== Given task 1 ==
Repeat word for word the passage of the essay on language and identity in Montreal from "I’m not Canadian" to "our northern neighbor.".

== Text section ==
..........

I’ve never asked my British Columbia colleagues what it means to be Canadian. If anything, they’ve stressed that they are not Americans. And anyway, those of us who inhabit the Salish Sea north and south of the border probably have more in common with each other and the Salish Sea than with the rest of our respective countrymen and women.

Except in rare instances, we do speak the same language. I don’t have to practice my French (poorly) when I go to Vancouver. I did before going to Montreal, the same way I practiced (poorly) before going to Brussels. But in Montreal,  the taxi driver from the airport spoke English and listened to gypsy jazz and broke into French when I ask if he spoke French. He also gave us a demonstration of Louisiana French, along with a brief linguistic analysis. You have to go to Quebec City, he said, if you want to hear only French— but even there, if you speak English, they will want to speak and practice their English.

But on the streets of Montreal I hear French: elderly gentlemen, young ladies, children, women in headscarves, black man with dreadlocks, even some Chinese. Carlos the Air Canada flight attendant announced in English, then French, en route to Trudeau Airport.

But the English-speaking bartender who grew up in Montreal shrugged when I asked him about Saint-Jean-Baptiste Day. Oh, he said, that’s something bigger in Quebec City.

French is the official language of Quebec and Canada’s official languages are French and English. Language has been both the flash point and the proxy for political and cultural battles in Quebec and between Quebec and the Canadian government. Today, if you believe the man on the radio talking this morning about what Saint-Jean-Baptiste Day means, to be a Quebecer is to be the best of both French and English. He said he was proud to be Canadian.

I’m not Canadian but I think it would be great if being French and English and Hispanic and Native American and Chinese were what it meant to be Canadian. Americans usually don’t think they can learn anything from another country. We might from our northern neighbor.

..........

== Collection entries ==
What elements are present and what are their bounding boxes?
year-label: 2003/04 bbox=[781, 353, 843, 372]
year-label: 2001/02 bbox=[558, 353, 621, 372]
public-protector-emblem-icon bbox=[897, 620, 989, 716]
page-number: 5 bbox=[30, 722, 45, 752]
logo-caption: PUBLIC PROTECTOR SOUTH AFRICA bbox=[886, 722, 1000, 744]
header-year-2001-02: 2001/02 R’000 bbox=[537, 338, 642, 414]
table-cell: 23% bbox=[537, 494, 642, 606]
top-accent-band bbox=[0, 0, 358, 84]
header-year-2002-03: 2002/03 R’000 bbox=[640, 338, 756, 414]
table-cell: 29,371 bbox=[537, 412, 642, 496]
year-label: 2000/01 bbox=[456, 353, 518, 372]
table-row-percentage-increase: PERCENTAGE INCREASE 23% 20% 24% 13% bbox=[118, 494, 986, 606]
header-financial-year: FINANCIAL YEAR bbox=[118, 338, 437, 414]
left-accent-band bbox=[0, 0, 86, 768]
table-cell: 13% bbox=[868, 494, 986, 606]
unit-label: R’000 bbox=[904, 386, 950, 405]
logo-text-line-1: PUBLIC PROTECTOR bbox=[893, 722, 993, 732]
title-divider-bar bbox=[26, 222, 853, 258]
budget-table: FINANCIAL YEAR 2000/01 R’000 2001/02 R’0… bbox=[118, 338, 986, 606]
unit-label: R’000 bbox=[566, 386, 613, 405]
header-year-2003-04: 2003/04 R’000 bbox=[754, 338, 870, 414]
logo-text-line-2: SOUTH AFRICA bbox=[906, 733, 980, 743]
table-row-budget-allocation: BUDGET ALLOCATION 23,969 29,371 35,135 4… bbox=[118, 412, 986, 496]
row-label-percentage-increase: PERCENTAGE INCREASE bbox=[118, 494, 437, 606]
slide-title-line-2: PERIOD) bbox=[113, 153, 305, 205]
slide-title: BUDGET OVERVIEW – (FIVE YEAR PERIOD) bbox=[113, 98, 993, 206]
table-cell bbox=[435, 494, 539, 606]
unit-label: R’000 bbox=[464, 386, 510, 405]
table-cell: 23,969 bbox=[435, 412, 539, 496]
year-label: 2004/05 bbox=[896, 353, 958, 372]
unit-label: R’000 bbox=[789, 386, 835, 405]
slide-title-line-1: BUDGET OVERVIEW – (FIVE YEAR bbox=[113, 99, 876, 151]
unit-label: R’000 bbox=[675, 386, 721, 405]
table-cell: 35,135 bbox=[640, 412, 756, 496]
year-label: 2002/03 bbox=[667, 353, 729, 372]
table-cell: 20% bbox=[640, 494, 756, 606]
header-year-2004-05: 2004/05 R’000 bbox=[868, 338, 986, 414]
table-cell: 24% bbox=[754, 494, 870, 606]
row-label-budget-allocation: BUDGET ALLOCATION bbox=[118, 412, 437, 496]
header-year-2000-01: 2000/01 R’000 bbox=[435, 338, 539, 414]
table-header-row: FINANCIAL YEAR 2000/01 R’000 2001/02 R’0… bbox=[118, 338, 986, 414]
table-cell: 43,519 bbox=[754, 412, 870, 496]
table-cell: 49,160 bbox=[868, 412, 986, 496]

..........

== Given task 2 ==
Present the lines of the records from their first line through the line with "logo-caption: PUBLIC PROTECTOR" as a numbered list, leaving out any blank lines.

== Complete response 1 ==
I’m not Canadian but I think it would be great if being French and English and Hispanic and Native American and Chinese were what it meant to be Canadian. Americans usually don’t think they can learn anything from another country. We might from our northern neighbor.

== Complete response 2 ==
1. What elements are present and what are their bounding boxes?
2. year-label: 2003/04 bbox=[781, 353, 843, 372]
3. year-label: 2001/02 bbox=[558, 353, 621, 372]
4. public-protector-emblem-icon bbox=[897, 620, 989, 716]
5. page-number: 5 bbox=[30, 722, 45, 752]
6. logo-caption: PUBLIC PROTECTOR SOUTH AFRICA bbox=[886, 722, 1000, 744]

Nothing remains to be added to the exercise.